Write out every entry word for word.

Stored data:
────

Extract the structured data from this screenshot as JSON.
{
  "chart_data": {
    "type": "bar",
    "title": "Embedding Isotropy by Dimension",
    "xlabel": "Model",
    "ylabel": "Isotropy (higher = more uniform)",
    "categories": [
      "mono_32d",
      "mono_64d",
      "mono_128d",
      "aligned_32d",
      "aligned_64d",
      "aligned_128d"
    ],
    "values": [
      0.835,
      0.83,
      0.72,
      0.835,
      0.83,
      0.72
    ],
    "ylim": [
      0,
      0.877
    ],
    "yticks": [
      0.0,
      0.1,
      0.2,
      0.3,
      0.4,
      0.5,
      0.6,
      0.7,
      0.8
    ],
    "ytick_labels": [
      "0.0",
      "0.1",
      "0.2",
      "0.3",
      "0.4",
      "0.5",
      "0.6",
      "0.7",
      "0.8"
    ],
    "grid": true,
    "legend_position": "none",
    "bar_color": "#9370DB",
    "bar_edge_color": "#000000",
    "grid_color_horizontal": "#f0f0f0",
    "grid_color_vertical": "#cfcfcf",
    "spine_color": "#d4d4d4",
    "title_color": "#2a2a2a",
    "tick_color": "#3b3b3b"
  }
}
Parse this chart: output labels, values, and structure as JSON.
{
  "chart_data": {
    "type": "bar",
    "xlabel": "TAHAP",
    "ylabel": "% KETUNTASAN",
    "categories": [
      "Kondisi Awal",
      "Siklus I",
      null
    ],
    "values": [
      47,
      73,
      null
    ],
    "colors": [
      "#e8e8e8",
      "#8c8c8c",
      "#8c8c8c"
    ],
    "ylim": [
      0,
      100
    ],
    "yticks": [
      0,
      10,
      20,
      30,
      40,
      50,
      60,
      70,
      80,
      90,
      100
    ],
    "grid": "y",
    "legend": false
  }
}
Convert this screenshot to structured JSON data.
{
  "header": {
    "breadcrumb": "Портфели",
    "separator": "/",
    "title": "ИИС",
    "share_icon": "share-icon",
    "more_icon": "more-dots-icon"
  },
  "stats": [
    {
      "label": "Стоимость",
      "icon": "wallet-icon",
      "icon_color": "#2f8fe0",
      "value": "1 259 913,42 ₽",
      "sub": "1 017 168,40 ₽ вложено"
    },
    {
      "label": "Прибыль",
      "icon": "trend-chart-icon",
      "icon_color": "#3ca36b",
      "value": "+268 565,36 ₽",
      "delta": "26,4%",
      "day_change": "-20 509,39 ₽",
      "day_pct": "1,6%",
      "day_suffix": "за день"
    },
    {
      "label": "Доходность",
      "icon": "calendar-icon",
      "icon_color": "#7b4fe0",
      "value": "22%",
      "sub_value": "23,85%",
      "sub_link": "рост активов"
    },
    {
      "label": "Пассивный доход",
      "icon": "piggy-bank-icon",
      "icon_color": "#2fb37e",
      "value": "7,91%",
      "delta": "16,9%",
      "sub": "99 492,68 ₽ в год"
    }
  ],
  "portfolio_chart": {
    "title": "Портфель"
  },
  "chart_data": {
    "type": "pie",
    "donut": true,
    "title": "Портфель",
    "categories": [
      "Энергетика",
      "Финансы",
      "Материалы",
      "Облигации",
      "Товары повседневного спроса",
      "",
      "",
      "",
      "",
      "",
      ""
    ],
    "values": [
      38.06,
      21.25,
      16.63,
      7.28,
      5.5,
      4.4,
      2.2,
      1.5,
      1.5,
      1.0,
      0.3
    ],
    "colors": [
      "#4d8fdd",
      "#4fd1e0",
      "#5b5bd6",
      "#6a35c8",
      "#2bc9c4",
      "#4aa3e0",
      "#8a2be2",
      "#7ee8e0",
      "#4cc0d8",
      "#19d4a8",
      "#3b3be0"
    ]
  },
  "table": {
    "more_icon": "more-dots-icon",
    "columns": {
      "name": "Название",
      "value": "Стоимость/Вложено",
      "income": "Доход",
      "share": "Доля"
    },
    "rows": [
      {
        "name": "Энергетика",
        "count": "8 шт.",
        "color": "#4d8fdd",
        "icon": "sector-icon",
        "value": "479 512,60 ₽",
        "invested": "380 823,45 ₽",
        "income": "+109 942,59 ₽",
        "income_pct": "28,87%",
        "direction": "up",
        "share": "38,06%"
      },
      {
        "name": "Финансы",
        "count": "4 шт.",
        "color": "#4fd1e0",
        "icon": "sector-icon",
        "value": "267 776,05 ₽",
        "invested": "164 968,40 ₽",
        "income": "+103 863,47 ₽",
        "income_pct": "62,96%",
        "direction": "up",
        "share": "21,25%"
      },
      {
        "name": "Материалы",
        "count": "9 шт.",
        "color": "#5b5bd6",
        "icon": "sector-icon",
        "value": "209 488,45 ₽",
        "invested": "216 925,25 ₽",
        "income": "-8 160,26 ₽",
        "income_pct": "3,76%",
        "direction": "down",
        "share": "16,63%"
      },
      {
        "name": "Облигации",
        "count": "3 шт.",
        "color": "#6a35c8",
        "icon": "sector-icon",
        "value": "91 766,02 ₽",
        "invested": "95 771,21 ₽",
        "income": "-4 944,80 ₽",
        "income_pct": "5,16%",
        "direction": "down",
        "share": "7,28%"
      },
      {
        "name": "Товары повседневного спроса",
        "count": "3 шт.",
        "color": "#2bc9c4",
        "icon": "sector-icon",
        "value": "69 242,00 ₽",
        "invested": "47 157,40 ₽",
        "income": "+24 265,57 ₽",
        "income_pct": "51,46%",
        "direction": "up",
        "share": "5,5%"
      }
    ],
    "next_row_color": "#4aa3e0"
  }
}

────

In response >>
Extract the structured data from this screenshot as JSON.
{
  "chart_data": {
    "type": "bar",
    "title": "Embedding Isotropy by Dimension",
    "xlabel": "Model",
    "ylabel": "Isotropy (higher = more uniform)",
    "categories": [
      "mono_32d",
      "mono_64d",
      "mono_128d",
      "aligned_32d",
      "aligned_64d",
      "aligned_128d"
    ],
    "values": [
      0.835,
      0.83,
      0.72,
      0.835,
      0.83,
      0.72
    ],
    "ylim": [
      0,
      0.877
    ],
    "yticks": [
      0.0,
      0.1,
      0.2,
      0.3,
      0.4,
      0.5,
      0.6,
      0.7,
      0.8
    ],
    "ytick_labels": [
      "0.0",
      "0.1",
      "0.2",
      "0.3",
      "0.4",
      "0.5",
      "0.6",
      "0.7",
      "0.8"
    ],
    "grid": true,
    "legend_position": "none",
    "bar_color": "#9370DB",
    "bar_edge_color": "#000000",
    "grid_color_horizontal": "#f0f0f0",
    "grid_color_vertical": "#cfcfcf",
    "spine_color": "#d4d4d4",
    "title_color": "#2a2a2a",
    "tick_color": "#3b3b3b"
  }
}
Parse this chart: output labels, values, and structure as JSON.
{
  "chart_data": {
    "type": "bar",
    "xlabel": "TAHAP",
    "ylabel": "% KETUNTASAN",
    "categories": [
      "Kondisi Awal",
      "Siklus I",
      null
    ],
    "values": [
      47,
      73,
      null
    ],
    "colors": [
      "#e8e8e8",
      "#8c8c8c",
      "#8c8c8c"
    ],
    "ylim": [
      0,
      100
    ],
    "yticks": [
      0,
      10,
      20,
      30,
      40,
      50,
      60,
      70,
      80,
      90,
      100
    ],
    "grid": "y",
    "legend": false
  }
}
Convert this screenshot to structured JSON data.
{
  "header": {
    "breadcrumb": "Портфели",
    "separator": "/",
    "title": "ИИС",
    "share_icon": "share-icon",
    "more_icon": "more-dots-icon"
  },
  "stats": [
    {
      "label": "Стоимость",
      "icon": "wallet-icon",
      "icon_color": "#2f8fe0",
      "value": "1 259 913,42 ₽",
      "sub": "1 017 168,40 ₽ вложено"
    },
    {
      "label": "Прибыль",
      "icon": "trend-chart-icon",
      "icon_color": "#3ca36b",
      "value": "+268 565,36 ₽",
      "delta": "26,4%",
      "day_change": "-20 509,39 ₽",
      "day_pct": "1,6%",
      "day_suffix": "за день"
    },
    {
      "label": "Доходность",
      "icon": "calendar-icon",
      "icon_color": "#7b4fe0",
      "value": "22%",
      "sub_value": "23,85%",
      "sub_link": "рост активов"
    },
    {
      "label": "Пассивный доход",
      "icon": "piggy-bank-icon",
      "icon_color": "#2fb37e",
      "value": "7,91%",
      "delta": "16,9%",
      "sub": "99 492,68 ₽ в год"
    }
  ],
  "portfolio_chart": {
    "title": "Портфель"
  },
  "chart_data": {
    "type": "pie",
    "donut": true,
    "title": "Портфель",
    "categories": [
      "Энергетика",
      "Финансы",
      "Материалы",
      "Облигации",
      "Товары повседневного спроса",
      "",
      "",
      "",
      "",
      "",
      ""
    ],
    "values": [
      38.06,
      21.25,
      16.63,
      7.28,
      5.5,
      4.4,
      2.2,
      1.5,
      1.5,
      1.0,
      0.3
    ],
    "colors": [
      "#4d8fdd",
      "#4fd1e0",
      "#5b5bd6",
      "#6a35c8",
      "#2bc9c4",
      "#4aa3e0",
      "#8a2be2",
      "#7ee8e0",
      "#4cc0d8",
      "#19d4a8",
      "#3b3be0"
    ]
  },
  "table": {
    "more_icon": "more-dots-icon",
    "columns": {
      "name": "Название",
      "value": "Стоимость/Вложено",
      "income": "Доход",
      "share": "Доля"
    },
    "rows": [
      {
        "name": "Энергетика",
        "count": "8 шт.",
        "color": "#4d8fdd",
        "icon": "sector-icon",
        "value": "479 512,60 ₽",
        "invested": "380 823,45 ₽",
        "income": "+109 942,59 ₽",
        "income_pct": "28,87%",
        "direction": "up",
        "share": "38,06%"
      },
      {
        "name": "Финансы",
        "count": "4 шт.",
        "color": "#4fd1e0",
        "icon": "sector-icon",
        "value": "267 776,05 ₽",
        "invested": "164 968,40 ₽",
        "income": "+103 863,47 ₽",
        "income_pct": "62,96%",
        "direction": "up",
        "share": "21,25%"
      },
      {
        "name": "Материалы",
        "count": "9 шт.",
        "color": "#5b5bd6",
        "icon": "sector-icon",
        "value": "209 488,45 ₽",
        "invested": "216 925,25 ₽",
        "income": "-8 160,26 ₽",
        "income_pct": "3,76%",
        "direction": "down",
        "share": "16,63%"
      },
      {
        "name": "Облигации",
        "count": "3 шт.",
        "color": "#6a35c8",
        "icon": "sector-icon",
        "value": "91 766,02 ₽",
        "invested": "95 771,21 ₽",
        "income": "-4 944,80 ₽",
        "income_pct": "5,16%",
        "direction": "down",
        "share": "7,28%"
      },
      {
        "name": "Товары повседневного спроса",
        "count": "3 шт.",
        "color": "#2bc9c4",
        "icon": "sector-icon",
        "value": "69 242,00 ₽",
        "invested": "47 157,40 ₽",
        "income": "+24 265,57 ₽",
        "income_pct": "51,46%",
        "direction": "up",
        "share": "5,5%"
      }
    ],
    "next_row_color": "#4aa3e0"
  }
}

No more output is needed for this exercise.